'''

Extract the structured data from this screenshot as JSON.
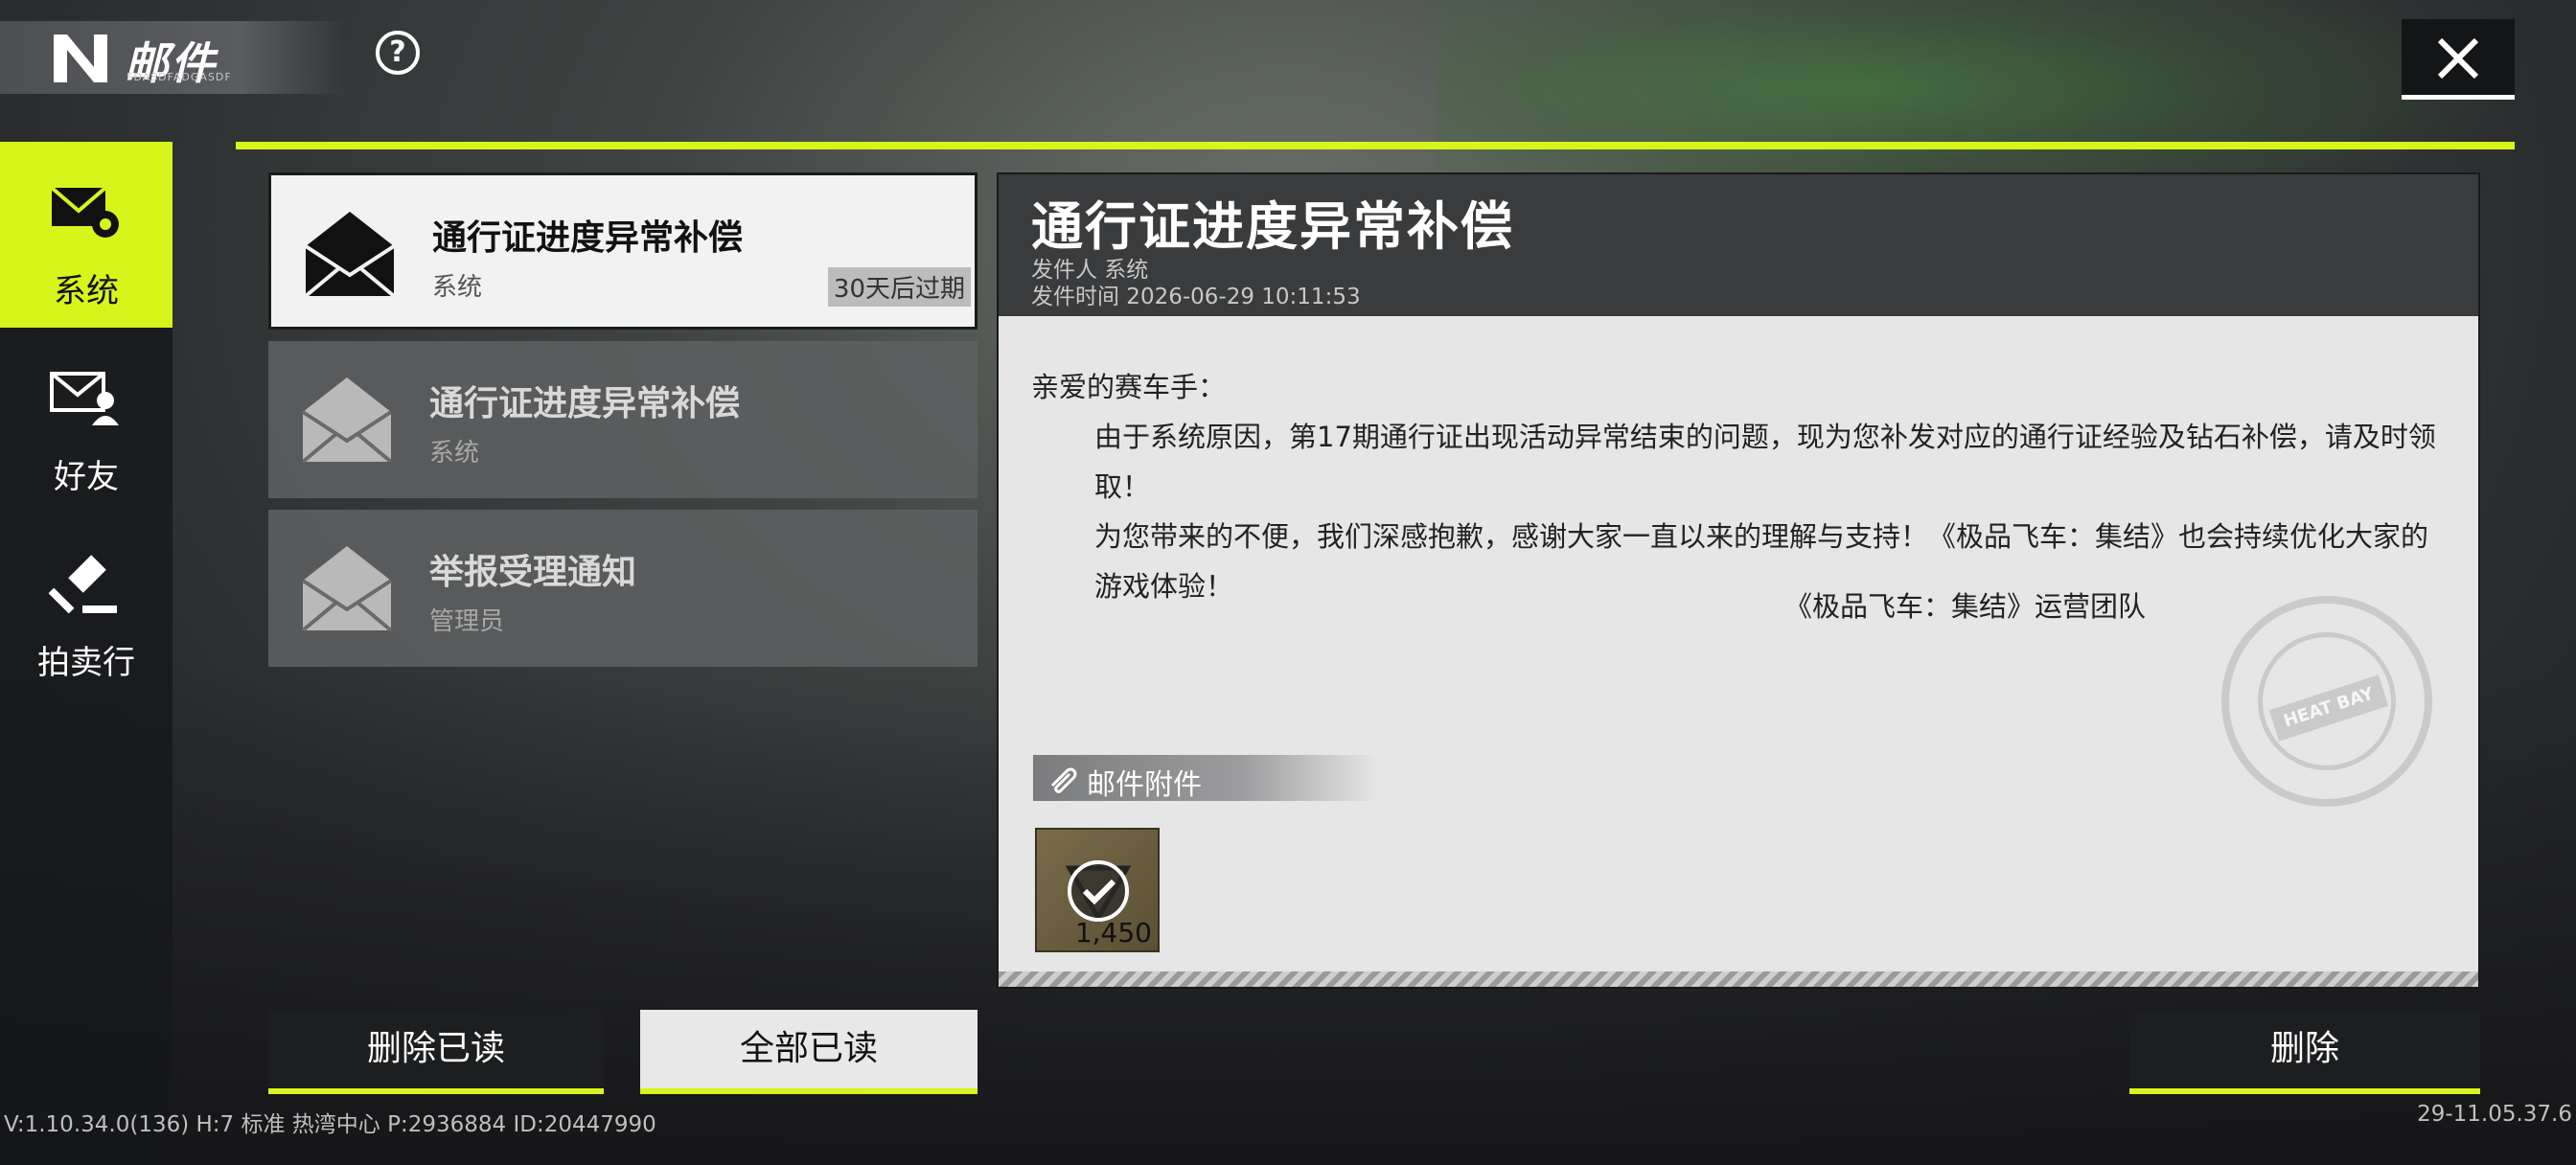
{
  "header": {
    "title": "邮件",
    "subtitle": "FDASDFADGASDF",
    "help_icon": "?",
    "close_icon": "close"
  },
  "sidebar": {
    "items": [
      {
        "label": "系统",
        "icon": "mail-gear-icon",
        "active": true
      },
      {
        "label": "好友",
        "icon": "mail-person-icon",
        "active": false
      },
      {
        "label": "拍卖行",
        "icon": "gavel-icon",
        "active": false
      }
    ]
  },
  "mail_list": [
    {
      "title": "通行证进度异常补偿",
      "sender": "系统",
      "expire": "30天后过期",
      "selected": true
    },
    {
      "title": "通行证进度异常补偿",
      "sender": "系统",
      "selected": false
    },
    {
      "title": "举报受理通知",
      "sender": "管理员",
      "selected": false
    }
  ],
  "detail": {
    "title": "通行证进度异常补偿",
    "sender_line": "发件人 系统",
    "time_line": "发件时间  2026-06-29 10:11:53",
    "greeting": "亲爱的赛车手：",
    "para1": "由于系统原因，第17期通行证出现活动异常结束的问题，现为您补发对应的通行证经验及钻石补偿，请及时领取！",
    "para2": "为您带来的不便，我们深感抱歉，感谢大家一直以来的理解与支持！《极品飞车：集结》也会持续优化大家的游戏体验！",
    "signature": "《极品飞车：集结》运营团队",
    "stamp_text": "HEAT BAY",
    "attachment_label": "邮件附件",
    "attachment_item": {
      "icon": "diamond-claimed-icon",
      "qty": "1,450"
    }
  },
  "buttons": {
    "delete_read": "删除已读",
    "mark_all_read": "全部已读",
    "delete": "删除"
  },
  "footer": {
    "version": "V:1.10.34.0(136) H:7 标准 热湾中心 P:2936884 ID:20447990",
    "build": "29-11.05.37.6"
  },
  "colors": {
    "accent": "#d7f51a"
  }
}
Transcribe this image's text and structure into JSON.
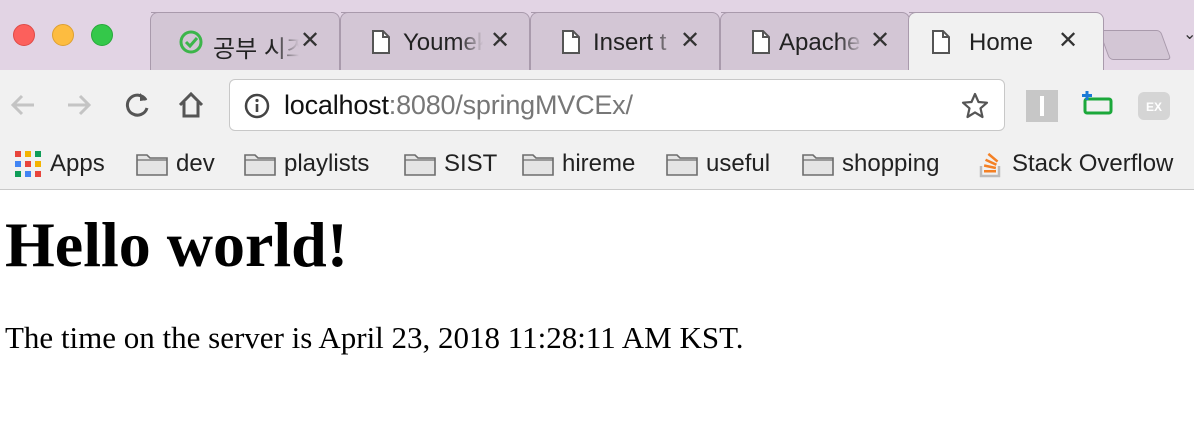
{
  "window": {
    "tabs": [
      {
        "label": "공부 시즈",
        "favicon": "study-timer-icon",
        "active": false
      },
      {
        "label": "Youmek",
        "favicon": "page-icon",
        "active": false
      },
      {
        "label": "Insert t",
        "favicon": "page-icon",
        "active": false
      },
      {
        "label": "Apache",
        "favicon": "page-icon",
        "active": false
      },
      {
        "label": "Home",
        "favicon": "page-icon",
        "active": true
      }
    ],
    "close_glyph": "✕"
  },
  "toolbar": {
    "url_host": "localhost",
    "url_rest": ":8080/springMVCEx/",
    "extensions": [
      "instapaper-icon",
      "tag-extension-icon",
      "ex-extension-icon"
    ]
  },
  "bookmarks": [
    {
      "label": "Apps",
      "icon": "apps-grid-icon"
    },
    {
      "label": "dev",
      "icon": "folder-icon"
    },
    {
      "label": "playlists",
      "icon": "folder-icon"
    },
    {
      "label": "SIST",
      "icon": "folder-icon"
    },
    {
      "label": "hireme",
      "icon": "folder-icon"
    },
    {
      "label": "useful",
      "icon": "folder-icon"
    },
    {
      "label": "shopping",
      "icon": "folder-icon"
    },
    {
      "label": "Stack Overflow",
      "icon": "stack-overflow-icon"
    }
  ],
  "page": {
    "heading": "Hello world!",
    "time_text": "The time on the server is April 23, 2018 11:28:11 AM KST."
  },
  "colors": {
    "tabstrip_bg": "#e2d4e4",
    "toolbar_bg": "#f1f1f1",
    "close_red": "#fc605c",
    "minimize_yellow": "#fdbc40",
    "zoom_green": "#34c84a"
  }
}
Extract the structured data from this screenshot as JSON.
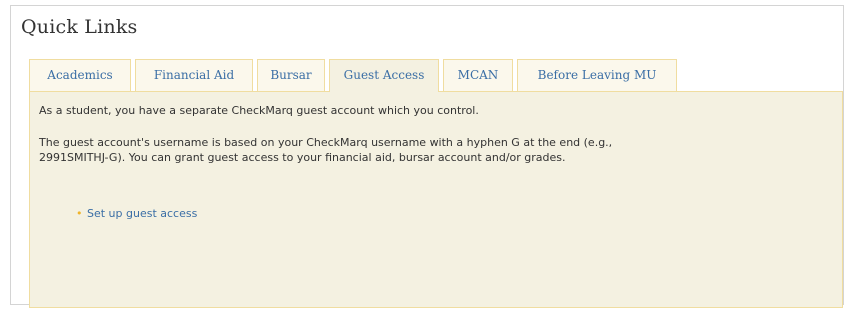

'''

#### [Exercise requirements]
Quote everything in the listing above exactly; pictures are the only thing to omit.

#### [Response to the task]
Extract the structured data from this screenshot as JSON.
{
  "header": {
    "title": "邮件",
    "subtitle": "FDASDFADGASDF",
    "help_icon": "?",
    "close_icon": "close"
  },
  "sidebar": {
    "items": [
      {
        "label": "系统",
        "icon": "mail-gear-icon",
        "active": true
      },
      {
        "label": "好友",
        "icon": "mail-person-icon",
        "active": false
      },
      {
        "label": "拍卖行",
        "icon": "gavel-icon",
        "active": false
      }
    ]
  },
  "mail_list": [
    {
      "title": "通行证进度异常补偿",
      "sender": "系统",
      "expire": "30天后过期",
      "selected": true
    },
    {
      "title": "通行证进度异常补偿",
      "sender": "系统",
      "selected": false
    },
    {
      "title": "举报受理通知",
      "sender": "管理员",
      "selected": false
    }
  ],
  "detail": {
    "title": "通行证进度异常补偿",
    "sender_line": "发件人 系统",
    "time_line": "发件时间  2026-06-29 10:11:53",
    "greeting": "亲爱的赛车手：",
    "para1": "由于系统原因，第17期通行证出现活动异常结束的问题，现为您补发对应的通行证经验及钻石补偿，请及时领取！",
    "para2": "为您带来的不便，我们深感抱歉，感谢大家一直以来的理解与支持！《极品飞车：集结》也会持续优化大家的游戏体验！",
    "signature": "《极品飞车：集结》运营团队",
    "stamp_text": "HEAT BAY",
    "attachment_label": "邮件附件",
    "attachment_item": {
      "icon": "diamond-claimed-icon",
      "qty": "1,450"
    }
  },
  "buttons": {
    "delete_read": "删除已读",
    "mark_all_read": "全部已读",
    "delete": "删除"
  },
  "footer": {
    "version": "V:1.10.34.0(136) H:7 标准 热湾中心 P:2936884 ID:20447990",
    "build": "29-11.05.37.6"
  },
  "colors": {
    "accent": "#d7f51a"
  }
}
Transcribe this image's text and structure into JSON.
{
  "window": {
    "tabs": [
      {
        "label": "공부 시즈",
        "favicon": "study-timer-icon",
        "active": false
      },
      {
        "label": "Youmek",
        "favicon": "page-icon",
        "active": false
      },
      {
        "label": "Insert t",
        "favicon": "page-icon",
        "active": false
      },
      {
        "label": "Apache",
        "favicon": "page-icon",
        "active": false
      },
      {
        "label": "Home",
        "favicon": "page-icon",
        "active": true
      }
    ],
    "close_glyph": "✕"
  },
  "toolbar": {
    "url_host": "localhost",
    "url_rest": ":8080/springMVCEx/",
    "extensions": [
      "instapaper-icon",
      "tag-extension-icon",
      "ex-extension-icon"
    ]
  },
  "bookmarks": [
    {
      "label": "Apps",
      "icon": "apps-grid-icon"
    },
    {
      "label": "dev",
      "icon": "folder-icon"
    },
    {
      "label": "playlists",
      "icon": "folder-icon"
    },
    {
      "label": "SIST",
      "icon": "folder-icon"
    },
    {
      "label": "hireme",
      "icon": "folder-icon"
    },
    {
      "label": "useful",
      "icon": "folder-icon"
    },
    {
      "label": "shopping",
      "icon": "folder-icon"
    },
    {
      "label": "Stack Overflow",
      "icon": "stack-overflow-icon"
    }
  ],
  "page": {
    "heading": "Hello world!",
    "time_text": "The time on the server is April 23, 2018 11:28:11 AM KST."
  },
  "colors": {
    "tabstrip_bg": "#e2d4e4",
    "toolbar_bg": "#f1f1f1",
    "close_red": "#fc605c",
    "minimize_yellow": "#fdbc40",
    "zoom_green": "#34c84a"
  }
}
Extract the structured data from this screenshot as JSON.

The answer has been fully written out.